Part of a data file
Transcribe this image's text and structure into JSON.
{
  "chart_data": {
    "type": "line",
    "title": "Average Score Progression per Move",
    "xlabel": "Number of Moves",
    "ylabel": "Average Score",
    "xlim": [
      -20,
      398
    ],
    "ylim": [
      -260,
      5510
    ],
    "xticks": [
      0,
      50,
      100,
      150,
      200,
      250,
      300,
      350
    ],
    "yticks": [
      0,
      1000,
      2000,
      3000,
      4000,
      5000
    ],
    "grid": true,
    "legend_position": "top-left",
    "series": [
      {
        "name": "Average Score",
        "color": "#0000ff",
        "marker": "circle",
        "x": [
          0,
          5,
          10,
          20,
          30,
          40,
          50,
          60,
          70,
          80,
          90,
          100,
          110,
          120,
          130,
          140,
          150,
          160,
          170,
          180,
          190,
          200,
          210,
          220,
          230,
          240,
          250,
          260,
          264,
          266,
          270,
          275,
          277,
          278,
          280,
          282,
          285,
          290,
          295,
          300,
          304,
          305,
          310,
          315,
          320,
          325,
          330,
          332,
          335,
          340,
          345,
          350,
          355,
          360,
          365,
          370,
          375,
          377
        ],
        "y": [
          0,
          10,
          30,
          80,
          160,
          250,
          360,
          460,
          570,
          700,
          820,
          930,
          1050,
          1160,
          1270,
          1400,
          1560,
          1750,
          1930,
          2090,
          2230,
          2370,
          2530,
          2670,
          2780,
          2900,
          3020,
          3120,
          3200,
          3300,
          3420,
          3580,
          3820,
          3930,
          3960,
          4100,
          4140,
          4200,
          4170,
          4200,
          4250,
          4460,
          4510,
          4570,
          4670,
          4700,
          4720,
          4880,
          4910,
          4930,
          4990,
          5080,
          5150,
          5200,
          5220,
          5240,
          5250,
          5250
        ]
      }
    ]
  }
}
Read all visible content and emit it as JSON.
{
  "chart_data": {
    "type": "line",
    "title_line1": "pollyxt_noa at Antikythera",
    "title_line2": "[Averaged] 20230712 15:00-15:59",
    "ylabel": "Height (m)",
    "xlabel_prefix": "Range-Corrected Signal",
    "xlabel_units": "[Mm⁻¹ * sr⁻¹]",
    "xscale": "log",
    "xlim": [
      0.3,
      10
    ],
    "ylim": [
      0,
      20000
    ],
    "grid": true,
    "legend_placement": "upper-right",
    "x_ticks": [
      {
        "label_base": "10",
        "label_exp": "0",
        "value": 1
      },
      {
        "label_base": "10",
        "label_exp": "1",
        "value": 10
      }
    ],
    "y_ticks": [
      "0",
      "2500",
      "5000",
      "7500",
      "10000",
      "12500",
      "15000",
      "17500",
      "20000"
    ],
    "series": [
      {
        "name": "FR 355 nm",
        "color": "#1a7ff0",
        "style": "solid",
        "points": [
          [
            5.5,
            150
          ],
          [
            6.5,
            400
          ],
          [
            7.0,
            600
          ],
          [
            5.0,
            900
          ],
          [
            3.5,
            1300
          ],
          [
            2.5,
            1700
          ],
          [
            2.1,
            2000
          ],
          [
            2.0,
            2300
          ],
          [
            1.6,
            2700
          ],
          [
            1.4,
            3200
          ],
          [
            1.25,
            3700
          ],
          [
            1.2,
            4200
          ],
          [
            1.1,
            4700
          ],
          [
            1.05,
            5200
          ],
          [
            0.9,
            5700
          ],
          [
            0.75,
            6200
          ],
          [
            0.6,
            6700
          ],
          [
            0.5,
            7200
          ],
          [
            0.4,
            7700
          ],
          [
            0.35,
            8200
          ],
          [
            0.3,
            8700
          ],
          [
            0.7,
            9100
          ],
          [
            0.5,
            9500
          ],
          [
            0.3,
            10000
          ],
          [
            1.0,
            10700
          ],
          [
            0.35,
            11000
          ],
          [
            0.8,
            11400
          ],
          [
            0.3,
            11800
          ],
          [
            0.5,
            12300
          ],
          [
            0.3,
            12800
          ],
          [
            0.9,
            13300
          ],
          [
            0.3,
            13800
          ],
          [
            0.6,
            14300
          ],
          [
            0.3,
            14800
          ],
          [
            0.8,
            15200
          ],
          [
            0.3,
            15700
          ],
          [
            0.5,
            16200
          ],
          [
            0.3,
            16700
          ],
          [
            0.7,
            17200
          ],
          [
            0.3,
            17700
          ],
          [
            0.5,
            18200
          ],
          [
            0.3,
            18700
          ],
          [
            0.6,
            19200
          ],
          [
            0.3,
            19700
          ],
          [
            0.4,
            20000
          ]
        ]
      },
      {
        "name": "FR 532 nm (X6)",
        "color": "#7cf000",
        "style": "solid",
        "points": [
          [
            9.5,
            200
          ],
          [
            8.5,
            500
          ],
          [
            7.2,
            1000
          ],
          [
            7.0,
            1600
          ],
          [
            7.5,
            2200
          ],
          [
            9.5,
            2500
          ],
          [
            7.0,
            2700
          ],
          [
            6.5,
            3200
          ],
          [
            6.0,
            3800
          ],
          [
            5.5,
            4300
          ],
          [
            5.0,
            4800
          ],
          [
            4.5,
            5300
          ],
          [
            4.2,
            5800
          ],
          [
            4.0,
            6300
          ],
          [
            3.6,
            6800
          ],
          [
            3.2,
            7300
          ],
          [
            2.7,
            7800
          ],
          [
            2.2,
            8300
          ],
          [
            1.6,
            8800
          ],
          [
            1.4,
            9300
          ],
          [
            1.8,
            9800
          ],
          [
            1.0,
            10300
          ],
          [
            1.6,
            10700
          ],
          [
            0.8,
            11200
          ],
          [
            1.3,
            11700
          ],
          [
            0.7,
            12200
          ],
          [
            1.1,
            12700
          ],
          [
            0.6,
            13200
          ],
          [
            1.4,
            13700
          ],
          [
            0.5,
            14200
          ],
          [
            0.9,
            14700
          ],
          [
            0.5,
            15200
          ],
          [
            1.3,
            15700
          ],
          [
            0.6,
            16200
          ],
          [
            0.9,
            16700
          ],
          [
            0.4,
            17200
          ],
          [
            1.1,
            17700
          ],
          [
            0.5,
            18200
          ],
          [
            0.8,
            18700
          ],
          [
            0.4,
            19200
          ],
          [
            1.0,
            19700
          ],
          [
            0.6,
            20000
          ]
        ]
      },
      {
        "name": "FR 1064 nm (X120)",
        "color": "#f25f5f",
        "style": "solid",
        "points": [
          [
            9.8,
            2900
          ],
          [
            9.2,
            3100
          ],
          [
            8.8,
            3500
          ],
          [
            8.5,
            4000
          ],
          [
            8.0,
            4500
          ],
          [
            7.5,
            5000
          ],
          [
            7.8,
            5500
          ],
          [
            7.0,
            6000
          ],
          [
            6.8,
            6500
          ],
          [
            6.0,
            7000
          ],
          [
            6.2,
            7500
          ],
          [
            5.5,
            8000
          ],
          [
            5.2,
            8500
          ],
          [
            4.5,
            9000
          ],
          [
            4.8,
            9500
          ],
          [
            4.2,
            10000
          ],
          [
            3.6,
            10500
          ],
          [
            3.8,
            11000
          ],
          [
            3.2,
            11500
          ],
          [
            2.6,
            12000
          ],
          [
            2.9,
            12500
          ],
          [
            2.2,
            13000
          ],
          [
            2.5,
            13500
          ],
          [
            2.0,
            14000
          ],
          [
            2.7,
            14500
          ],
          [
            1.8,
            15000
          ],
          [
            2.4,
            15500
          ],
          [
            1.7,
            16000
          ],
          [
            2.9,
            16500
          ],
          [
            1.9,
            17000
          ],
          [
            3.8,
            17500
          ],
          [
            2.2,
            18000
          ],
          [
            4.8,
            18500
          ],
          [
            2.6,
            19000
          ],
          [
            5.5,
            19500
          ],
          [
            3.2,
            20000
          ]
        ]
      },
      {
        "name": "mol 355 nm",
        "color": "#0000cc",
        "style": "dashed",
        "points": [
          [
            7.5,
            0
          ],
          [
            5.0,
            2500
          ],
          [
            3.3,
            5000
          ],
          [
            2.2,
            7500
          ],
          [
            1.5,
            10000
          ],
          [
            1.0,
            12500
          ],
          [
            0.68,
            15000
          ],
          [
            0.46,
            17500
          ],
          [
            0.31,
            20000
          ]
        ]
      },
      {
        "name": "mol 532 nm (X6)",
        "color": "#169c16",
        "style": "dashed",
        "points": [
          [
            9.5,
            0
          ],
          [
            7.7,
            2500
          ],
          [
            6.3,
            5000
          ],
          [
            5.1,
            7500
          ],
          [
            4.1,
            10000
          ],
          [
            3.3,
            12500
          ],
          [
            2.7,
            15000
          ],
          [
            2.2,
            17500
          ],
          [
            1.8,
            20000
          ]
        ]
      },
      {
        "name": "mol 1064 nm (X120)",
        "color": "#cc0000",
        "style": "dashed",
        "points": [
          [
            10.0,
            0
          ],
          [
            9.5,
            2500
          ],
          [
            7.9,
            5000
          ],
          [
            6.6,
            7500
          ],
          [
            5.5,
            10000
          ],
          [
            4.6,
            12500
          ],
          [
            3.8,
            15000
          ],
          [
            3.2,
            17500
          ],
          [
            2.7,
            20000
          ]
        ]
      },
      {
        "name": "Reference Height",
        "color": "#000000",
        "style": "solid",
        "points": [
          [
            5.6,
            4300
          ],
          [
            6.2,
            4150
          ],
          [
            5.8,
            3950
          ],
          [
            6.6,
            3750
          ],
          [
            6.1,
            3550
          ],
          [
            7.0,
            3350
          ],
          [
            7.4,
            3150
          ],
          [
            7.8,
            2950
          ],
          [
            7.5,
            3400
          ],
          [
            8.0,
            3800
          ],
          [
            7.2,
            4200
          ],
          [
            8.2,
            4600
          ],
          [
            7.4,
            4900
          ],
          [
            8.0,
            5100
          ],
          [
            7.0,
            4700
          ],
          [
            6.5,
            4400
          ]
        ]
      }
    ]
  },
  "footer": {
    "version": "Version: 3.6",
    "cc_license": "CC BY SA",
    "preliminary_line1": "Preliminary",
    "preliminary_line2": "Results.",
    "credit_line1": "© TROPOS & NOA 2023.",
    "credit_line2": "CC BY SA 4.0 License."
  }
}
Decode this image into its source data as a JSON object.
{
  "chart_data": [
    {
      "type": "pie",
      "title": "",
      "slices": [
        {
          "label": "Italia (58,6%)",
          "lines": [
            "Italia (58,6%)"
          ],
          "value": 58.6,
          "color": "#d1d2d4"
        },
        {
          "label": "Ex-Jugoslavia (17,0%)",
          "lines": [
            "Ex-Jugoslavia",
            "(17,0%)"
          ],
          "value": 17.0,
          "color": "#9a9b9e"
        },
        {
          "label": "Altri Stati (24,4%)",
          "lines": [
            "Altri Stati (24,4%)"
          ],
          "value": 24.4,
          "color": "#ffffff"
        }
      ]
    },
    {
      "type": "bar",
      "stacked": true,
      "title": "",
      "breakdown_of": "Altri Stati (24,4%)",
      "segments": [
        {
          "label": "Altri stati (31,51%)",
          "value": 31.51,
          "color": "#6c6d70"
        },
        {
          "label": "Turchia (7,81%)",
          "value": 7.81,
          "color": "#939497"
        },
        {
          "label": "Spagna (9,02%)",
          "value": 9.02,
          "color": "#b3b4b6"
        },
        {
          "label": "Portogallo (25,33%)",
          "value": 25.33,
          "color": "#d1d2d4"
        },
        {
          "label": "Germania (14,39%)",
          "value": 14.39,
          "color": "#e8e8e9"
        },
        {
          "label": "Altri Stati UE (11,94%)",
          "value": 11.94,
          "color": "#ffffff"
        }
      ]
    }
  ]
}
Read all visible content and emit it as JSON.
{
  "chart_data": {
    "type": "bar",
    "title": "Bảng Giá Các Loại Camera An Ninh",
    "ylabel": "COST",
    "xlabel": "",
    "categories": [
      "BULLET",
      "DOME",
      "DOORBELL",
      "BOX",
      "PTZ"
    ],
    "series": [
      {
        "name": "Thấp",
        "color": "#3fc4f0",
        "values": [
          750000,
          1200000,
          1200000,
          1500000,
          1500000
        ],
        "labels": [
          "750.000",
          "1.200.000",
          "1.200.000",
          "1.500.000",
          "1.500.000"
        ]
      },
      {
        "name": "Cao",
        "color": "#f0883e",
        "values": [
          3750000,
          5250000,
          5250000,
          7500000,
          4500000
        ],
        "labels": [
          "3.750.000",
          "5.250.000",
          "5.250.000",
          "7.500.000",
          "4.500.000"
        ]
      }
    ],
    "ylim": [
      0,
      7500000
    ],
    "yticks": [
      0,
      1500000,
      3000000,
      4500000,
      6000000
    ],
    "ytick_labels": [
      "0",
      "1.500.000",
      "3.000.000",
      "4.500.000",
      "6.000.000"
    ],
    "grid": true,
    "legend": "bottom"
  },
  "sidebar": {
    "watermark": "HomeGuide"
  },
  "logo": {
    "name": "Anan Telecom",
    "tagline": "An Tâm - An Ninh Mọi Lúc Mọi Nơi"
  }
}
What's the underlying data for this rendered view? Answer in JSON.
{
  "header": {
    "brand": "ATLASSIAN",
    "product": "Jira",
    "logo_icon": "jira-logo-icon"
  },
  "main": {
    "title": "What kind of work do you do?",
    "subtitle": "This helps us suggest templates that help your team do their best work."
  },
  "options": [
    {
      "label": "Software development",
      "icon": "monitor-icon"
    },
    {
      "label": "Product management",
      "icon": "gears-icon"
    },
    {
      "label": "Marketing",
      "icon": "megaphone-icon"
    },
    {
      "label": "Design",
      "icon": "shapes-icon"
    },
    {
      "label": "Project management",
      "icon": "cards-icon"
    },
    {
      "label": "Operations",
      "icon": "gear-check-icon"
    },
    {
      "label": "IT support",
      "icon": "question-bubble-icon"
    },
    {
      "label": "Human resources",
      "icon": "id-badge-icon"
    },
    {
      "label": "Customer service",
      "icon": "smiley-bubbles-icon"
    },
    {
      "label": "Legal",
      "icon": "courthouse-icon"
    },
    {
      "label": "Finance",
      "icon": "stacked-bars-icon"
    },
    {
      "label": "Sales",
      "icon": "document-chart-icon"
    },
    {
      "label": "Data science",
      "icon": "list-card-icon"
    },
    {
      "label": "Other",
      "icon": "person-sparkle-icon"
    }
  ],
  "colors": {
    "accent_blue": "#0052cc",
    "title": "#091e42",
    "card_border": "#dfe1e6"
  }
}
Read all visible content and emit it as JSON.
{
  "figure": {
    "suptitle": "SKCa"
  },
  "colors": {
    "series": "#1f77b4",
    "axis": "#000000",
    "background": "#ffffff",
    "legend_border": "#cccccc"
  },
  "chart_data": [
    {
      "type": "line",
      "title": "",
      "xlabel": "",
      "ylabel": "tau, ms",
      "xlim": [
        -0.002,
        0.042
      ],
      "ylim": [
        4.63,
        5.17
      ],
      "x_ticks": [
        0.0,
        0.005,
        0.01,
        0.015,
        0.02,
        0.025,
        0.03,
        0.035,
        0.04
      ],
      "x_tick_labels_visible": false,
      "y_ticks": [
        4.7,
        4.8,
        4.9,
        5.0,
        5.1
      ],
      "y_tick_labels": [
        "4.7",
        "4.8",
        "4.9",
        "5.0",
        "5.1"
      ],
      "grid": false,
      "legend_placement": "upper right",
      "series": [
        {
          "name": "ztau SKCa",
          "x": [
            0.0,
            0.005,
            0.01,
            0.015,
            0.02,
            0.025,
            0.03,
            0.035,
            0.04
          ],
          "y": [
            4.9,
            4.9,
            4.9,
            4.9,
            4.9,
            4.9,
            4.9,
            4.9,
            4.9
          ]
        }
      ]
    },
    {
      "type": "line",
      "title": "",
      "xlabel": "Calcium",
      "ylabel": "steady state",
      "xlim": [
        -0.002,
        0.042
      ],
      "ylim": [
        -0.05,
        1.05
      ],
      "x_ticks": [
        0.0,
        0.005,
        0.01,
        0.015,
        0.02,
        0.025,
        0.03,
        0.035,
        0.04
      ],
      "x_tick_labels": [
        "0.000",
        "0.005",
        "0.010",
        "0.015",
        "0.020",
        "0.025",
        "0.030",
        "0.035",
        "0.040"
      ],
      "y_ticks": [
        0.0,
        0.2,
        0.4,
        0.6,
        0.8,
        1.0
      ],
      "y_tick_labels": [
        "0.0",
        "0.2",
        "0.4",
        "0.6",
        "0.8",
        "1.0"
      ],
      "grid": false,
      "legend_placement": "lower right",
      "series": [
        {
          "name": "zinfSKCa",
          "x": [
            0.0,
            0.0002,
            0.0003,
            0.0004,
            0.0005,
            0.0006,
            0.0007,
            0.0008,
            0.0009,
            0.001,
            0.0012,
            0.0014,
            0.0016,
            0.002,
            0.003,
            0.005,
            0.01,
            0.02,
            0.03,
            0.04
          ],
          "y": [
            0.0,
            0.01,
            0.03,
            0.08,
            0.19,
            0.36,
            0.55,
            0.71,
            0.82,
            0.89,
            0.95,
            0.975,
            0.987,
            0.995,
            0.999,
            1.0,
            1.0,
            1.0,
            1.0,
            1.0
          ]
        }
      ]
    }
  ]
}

> _DIRECTIONS_
Determine how many lines of the data contain the word "Ninh", and reply with that number only.

> _ANSWER TO THIS EXERCISE_
2